Begin TASK INPUTS
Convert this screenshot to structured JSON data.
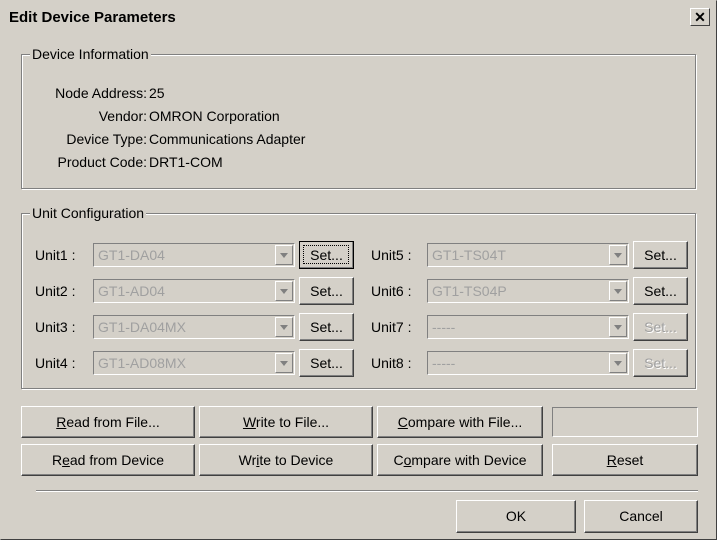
End TASK INPUTS
Begin TASK INPUTS
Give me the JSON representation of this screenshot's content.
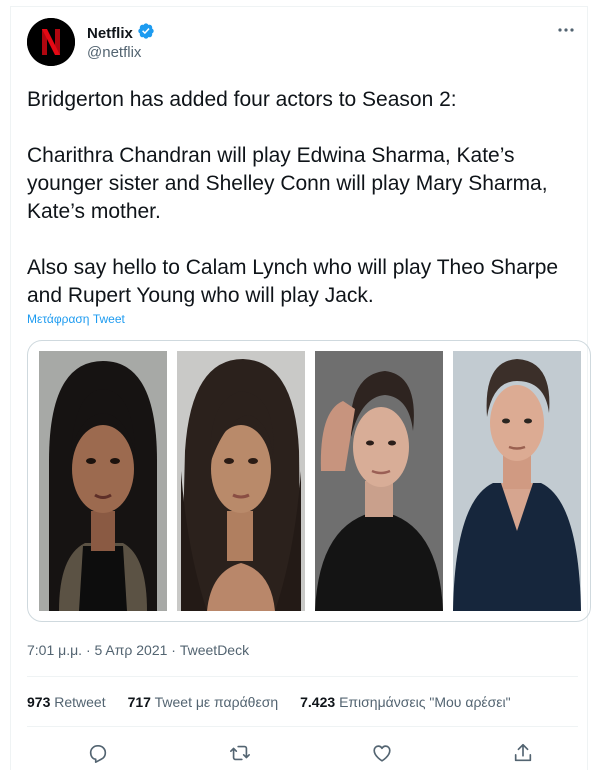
End TASK INPUTS
Begin TASK INPUTS
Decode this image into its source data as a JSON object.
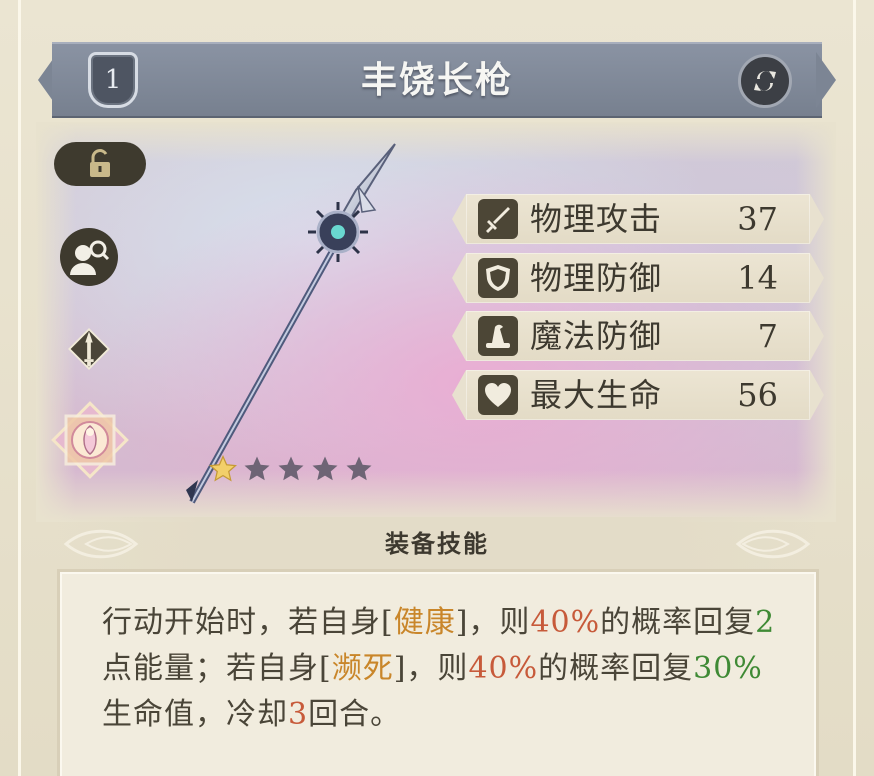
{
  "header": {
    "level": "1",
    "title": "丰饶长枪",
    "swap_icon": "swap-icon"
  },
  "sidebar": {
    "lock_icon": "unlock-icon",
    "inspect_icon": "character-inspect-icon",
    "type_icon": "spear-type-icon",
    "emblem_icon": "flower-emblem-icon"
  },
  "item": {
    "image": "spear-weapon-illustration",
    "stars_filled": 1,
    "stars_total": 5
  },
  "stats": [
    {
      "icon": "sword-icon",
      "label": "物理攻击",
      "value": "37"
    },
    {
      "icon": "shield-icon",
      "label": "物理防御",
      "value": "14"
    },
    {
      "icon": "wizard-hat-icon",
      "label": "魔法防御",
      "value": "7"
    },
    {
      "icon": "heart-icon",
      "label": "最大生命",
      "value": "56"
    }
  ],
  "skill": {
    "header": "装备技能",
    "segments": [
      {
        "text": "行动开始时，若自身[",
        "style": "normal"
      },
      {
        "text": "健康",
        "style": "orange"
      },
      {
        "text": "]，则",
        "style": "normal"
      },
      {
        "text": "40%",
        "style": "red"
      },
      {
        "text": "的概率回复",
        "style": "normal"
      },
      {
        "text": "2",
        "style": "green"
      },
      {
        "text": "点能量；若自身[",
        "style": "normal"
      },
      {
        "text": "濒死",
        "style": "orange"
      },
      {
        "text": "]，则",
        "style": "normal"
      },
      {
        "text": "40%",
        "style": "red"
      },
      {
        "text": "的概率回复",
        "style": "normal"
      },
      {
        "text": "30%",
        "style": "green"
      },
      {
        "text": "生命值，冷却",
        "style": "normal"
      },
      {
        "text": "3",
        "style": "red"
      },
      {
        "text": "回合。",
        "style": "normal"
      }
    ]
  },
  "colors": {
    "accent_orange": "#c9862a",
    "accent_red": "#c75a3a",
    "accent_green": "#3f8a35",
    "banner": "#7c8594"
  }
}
End TASK INPUTS
• [WRITTEN INSTRUCTION]: Select the lines in this material that hold the word "screenshot", leaving none out.

• [SOLVED PROBLEM]:
Convert this screenshot to structured JSON data.
Give me the JSON representation of this screenshot's content.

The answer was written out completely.